**PROBLEM DESCRIPTION**
Exactly reproduce the entries, dropping any pictures from your copy.
——————
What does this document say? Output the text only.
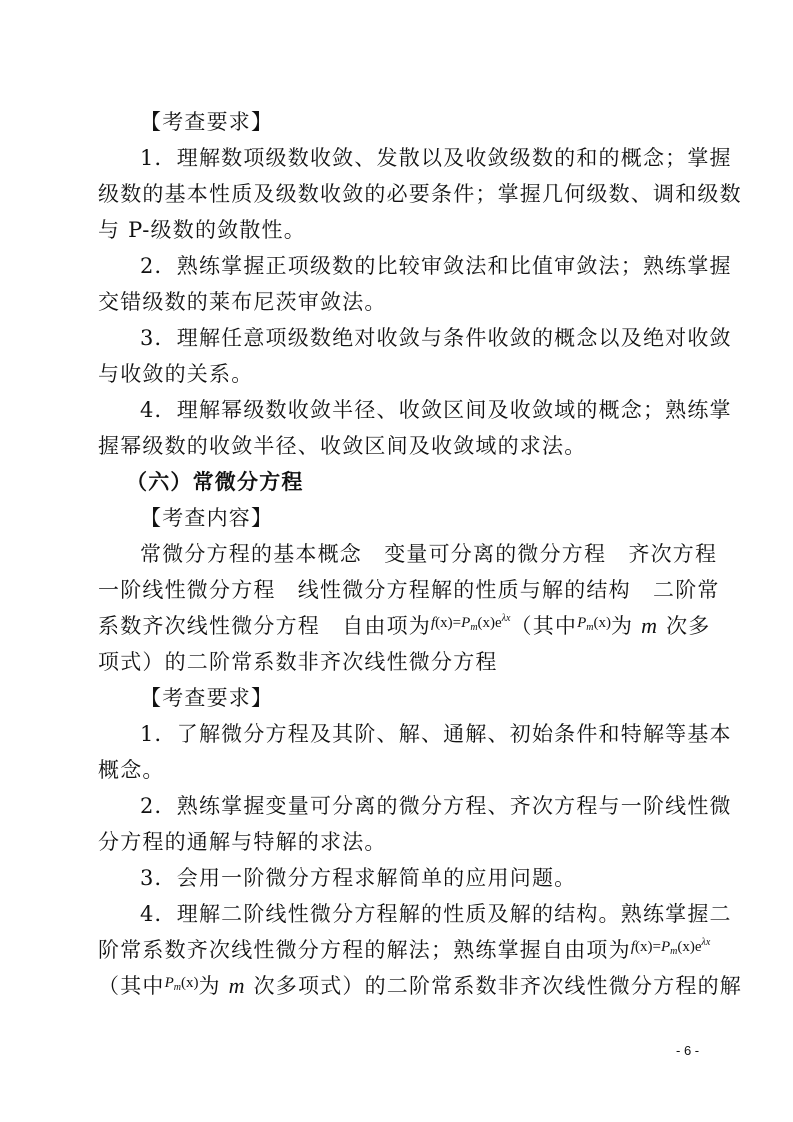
【考查要求】
1．理解数项级数收敛、发散以及收敛级数的和的概念；掌握
级数的基本性质及级数收敛的必要条件；掌握几何级数、调和级数
与 P-级数的敛散性。
2．熟练掌握正项级数的比较审敛法和比值审敛法；熟练掌握
交错级数的莱布尼茨审敛法。
3．理解任意项级数绝对收敛与条件收敛的概念以及绝对收敛
与收敛的关系。
4．理解幂级数收敛半径、收敛区间及收敛域的概念；熟练掌
握幂级数的收敛半径、收敛区间及收敛域的求法。
（六）常微分方程
【考查内容】
常微分方程的基本概念　变量可分离的微分方程　齐次方程
一阶线性微分方程　线性微分方程解的性质与解的结构　二阶常
系数齐次线性微分方程　自由项为$^{f(x)=P_m(x)e^{\lambda x}}$（其中$^{P_m(x)}$为 m 次多
项式）的二阶常系数非齐次线性微分方程
【考查要求】
1．了解微分方程及其阶、解、通解、初始条件和特解等基本
概念。
2．熟练掌握变量可分离的微分方程、齐次方程与一阶线性微
分方程的通解与特解的求法。
3．会用一阶微分方程求解简单的应用问题。
4．理解二阶线性微分方程解的性质及解的结构。熟练掌握二
阶常系数齐次线性微分方程的解法；熟练掌握自由项为$^{f(x)=P_m(x)e^{\lambda x}}$
（其中$^{P_m(x)}$为 m 次多项式）的二阶常系数非齐次线性微分方程的解
- 6 -
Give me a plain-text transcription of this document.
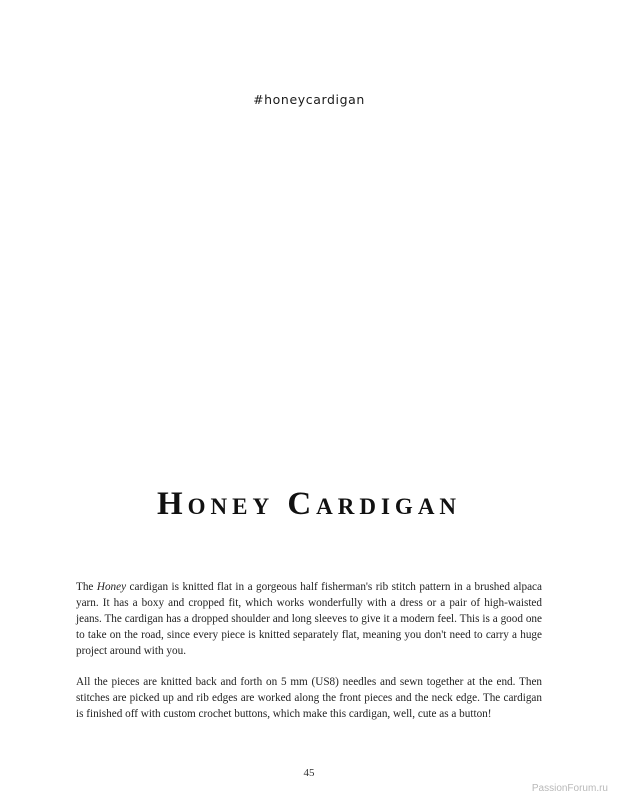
#honeycardigan
Honey Cardigan

The Honey cardigan is knitted flat in a gorgeous half fisherman's rib stitch pattern in a brushed alpaca yarn. It has a boxy and cropped fit, which works wonderfully with a dress or a pair of high-waisted jeans. The cardigan has a dropped shoulder and long sleeves to give it a modern feel. This is a good one to take on the road, since every piece is knitted separately flat, meaning you don't need to carry a huge project around with you.

All the pieces are knitted back and forth on 5 mm (US8) needles and sewn together at the end. Then stitches are picked up and rib edges are worked along the front pieces and the neck edge. The cardigan is finished off with custom crochet buttons, which make this cardigan, well, cute as a button!

45
PassionForum.ru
——————
**RESULT FOR THIS TASK**
What does this document say? Output the text only.
【考查要求】
1．理解数项级数收敛、发散以及收敛级数的和的概念；掌握
级数的基本性质及级数收敛的必要条件；掌握几何级数、调和级数
与 P-级数的敛散性。
2．熟练掌握正项级数的比较审敛法和比值审敛法；熟练掌握
交错级数的莱布尼茨审敛法。
3．理解任意项级数绝对收敛与条件收敛的概念以及绝对收敛
与收敛的关系。
4．理解幂级数收敛半径、收敛区间及收敛域的概念；熟练掌
握幂级数的收敛半径、收敛区间及收敛域的求法。
（六）常微分方程
【考查内容】
常微分方程的基本概念　变量可分离的微分方程　齐次方程
一阶线性微分方程　线性微分方程解的性质与解的结构　二阶常
系数齐次线性微分方程　自由项为$^{f(x)=P_m(x)e^{\lambda x}}$（其中$^{P_m(x)}$为 m 次多
项式）的二阶常系数非齐次线性微分方程
【考查要求】
1．了解微分方程及其阶、解、通解、初始条件和特解等基本
概念。
2．熟练掌握变量可分离的微分方程、齐次方程与一阶线性微
分方程的通解与特解的求法。
3．会用一阶微分方程求解简单的应用问题。
4．理解二阶线性微分方程解的性质及解的结构。熟练掌握二
阶常系数齐次线性微分方程的解法；熟练掌握自由项为$^{f(x)=P_m(x)e^{\lambda x}}$
（其中$^{P_m(x)}$为 m 次多项式）的二阶常系数非齐次线性微分方程的解
- 6 -
Give me a plain-text transcription of this document.
#honeycardigan
Honey Cardigan

The Honey cardigan is knitted flat in a gorgeous half fisherman's rib stitch pattern in a brushed alpaca yarn. It has a boxy and cropped fit, which works wonderfully with a dress or a pair of high-waisted jeans. The cardigan has a dropped shoulder and long sleeves to give it a modern feel. This is a good one to take on the road, since every piece is knitted separately flat, meaning you don't need to carry a huge project around with you.

All the pieces are knitted back and forth on 5 mm (US8) needles and sewn together at the end. Then stitches are picked up and rib edges are worked along the front pieces and the neck edge. The cardigan is finished off with custom crochet buttons, which make this cardigan, well, cute as a button!

45
PassionForum.ru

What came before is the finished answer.